◆ Stored records ◆
╔══

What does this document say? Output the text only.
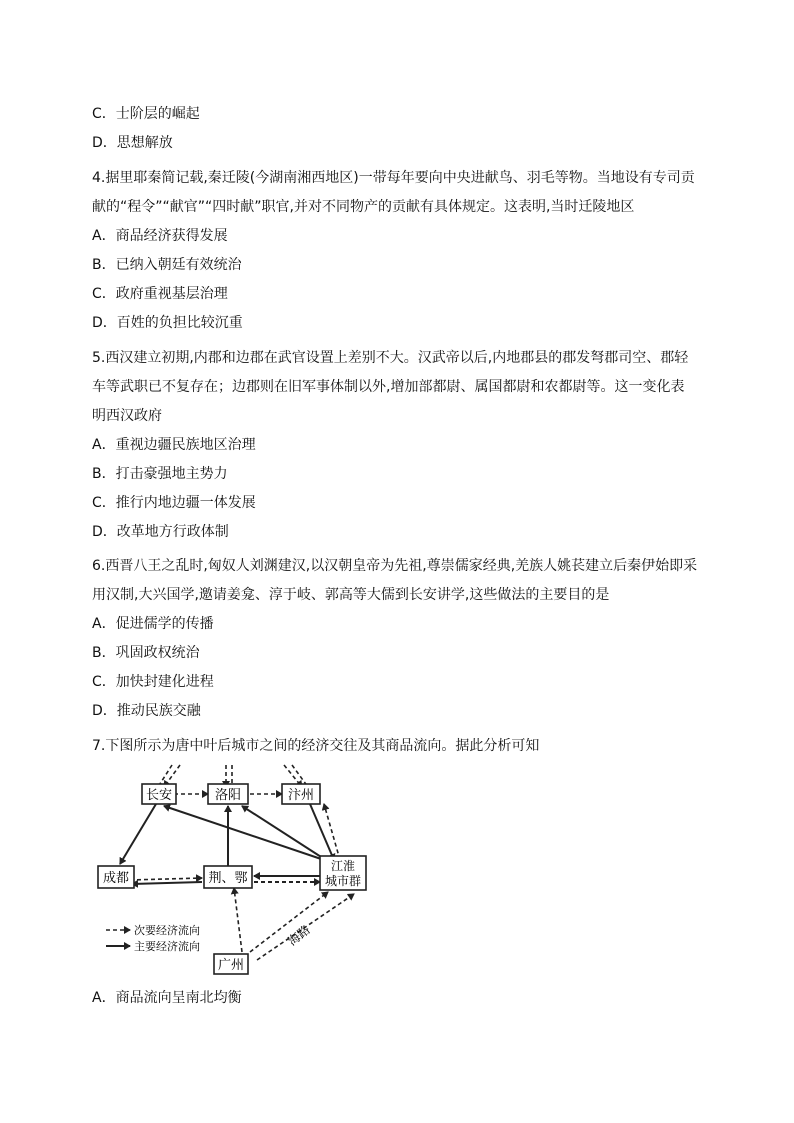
C．士阶层的崛起
D．思想解放
4.据里耶秦简记载,秦迁陵(今湖南湘西地区)一带每年要向中央进献鸟、羽毛等物。当地设有专司贡
献的“程令”“献官”“四时献”职官,并对不同物产的贡献有具体规定。这表明,当时迁陵地区
A．商品经济获得发展
B．已纳入朝廷有效统治
C．政府重视基层治理
D．百姓的负担比较沉重
5.西汉建立初期,内郡和边郡在武官设置上差别不大。汉武帝以后,内地郡县的郡发弩郡司空、郡轻
车等武职已不复存在；边郡则在旧军事体制以外,增加部都尉、属国都尉和农都尉等。这一变化表
明西汉政府
A．重视边疆民族地区治理
B．打击豪强地主势力
C．推行内地边疆一体发展
D．改革地方行政体制
6.西晋八王之乱时,匈奴人刘渊建汉,以汉朝皇帝为先祖,尊崇儒家经典,羌族人姚苌建立后秦伊始即采
用汉制,大兴国学,邀请姜龛、淳于岐、郭高等大儒到长安讲学,这些做法的主要目的是
A．促进儒学的传播
B．巩固政权统治
C．加快封建化进程
D．推动民族交融
7.下图所示为唐中叶后城市之间的经济交往及其商品流向。据此分析可知
长安	洛阳	汴州
成都	荆、鄂
江淮
城市群
广州
海路
次要经济流向
主要经济流向
A．商品流向呈南北均衡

╚══

◆ Your objective ◆
Your copy of the data above should match it exactly, except that pictures are left out.

◆ Full solution ◆
What does this document say? Output the text only.
C．士阶层的崛起
D．思想解放
4.据里耶秦简记载,秦迁陵(今湖南湘西地区)一带每年要向中央进献鸟、羽毛等物。当地设有专司贡
献的“程令”“献官”“四时献”职官,并对不同物产的贡献有具体规定。这表明,当时迁陵地区
A．商品经济获得发展
B．已纳入朝廷有效统治
C．政府重视基层治理
D．百姓的负担比较沉重
5.西汉建立初期,内郡和边郡在武官设置上差别不大。汉武帝以后,内地郡县的郡发弩郡司空、郡轻
车等武职已不复存在；边郡则在旧军事体制以外,增加部都尉、属国都尉和农都尉等。这一变化表
明西汉政府
A．重视边疆民族地区治理
B．打击豪强地主势力
C．推行内地边疆一体发展
D．改革地方行政体制
6.西晋八王之乱时,匈奴人刘渊建汉,以汉朝皇帝为先祖,尊崇儒家经典,羌族人姚苌建立后秦伊始即采
用汉制,大兴国学,邀请姜龛、淳于岐、郭高等大儒到长安讲学,这些做法的主要目的是
A．促进儒学的传播
B．巩固政权统治
C．加快封建化进程
D．推动民族交融
7.下图所示为唐中叶后城市之间的经济交往及其商品流向。据此分析可知
长安	洛阳	汴州
成都	荆、鄂
江淮
城市群
广州
海路
次要经济流向
主要经济流向
A．商品流向呈南北均衡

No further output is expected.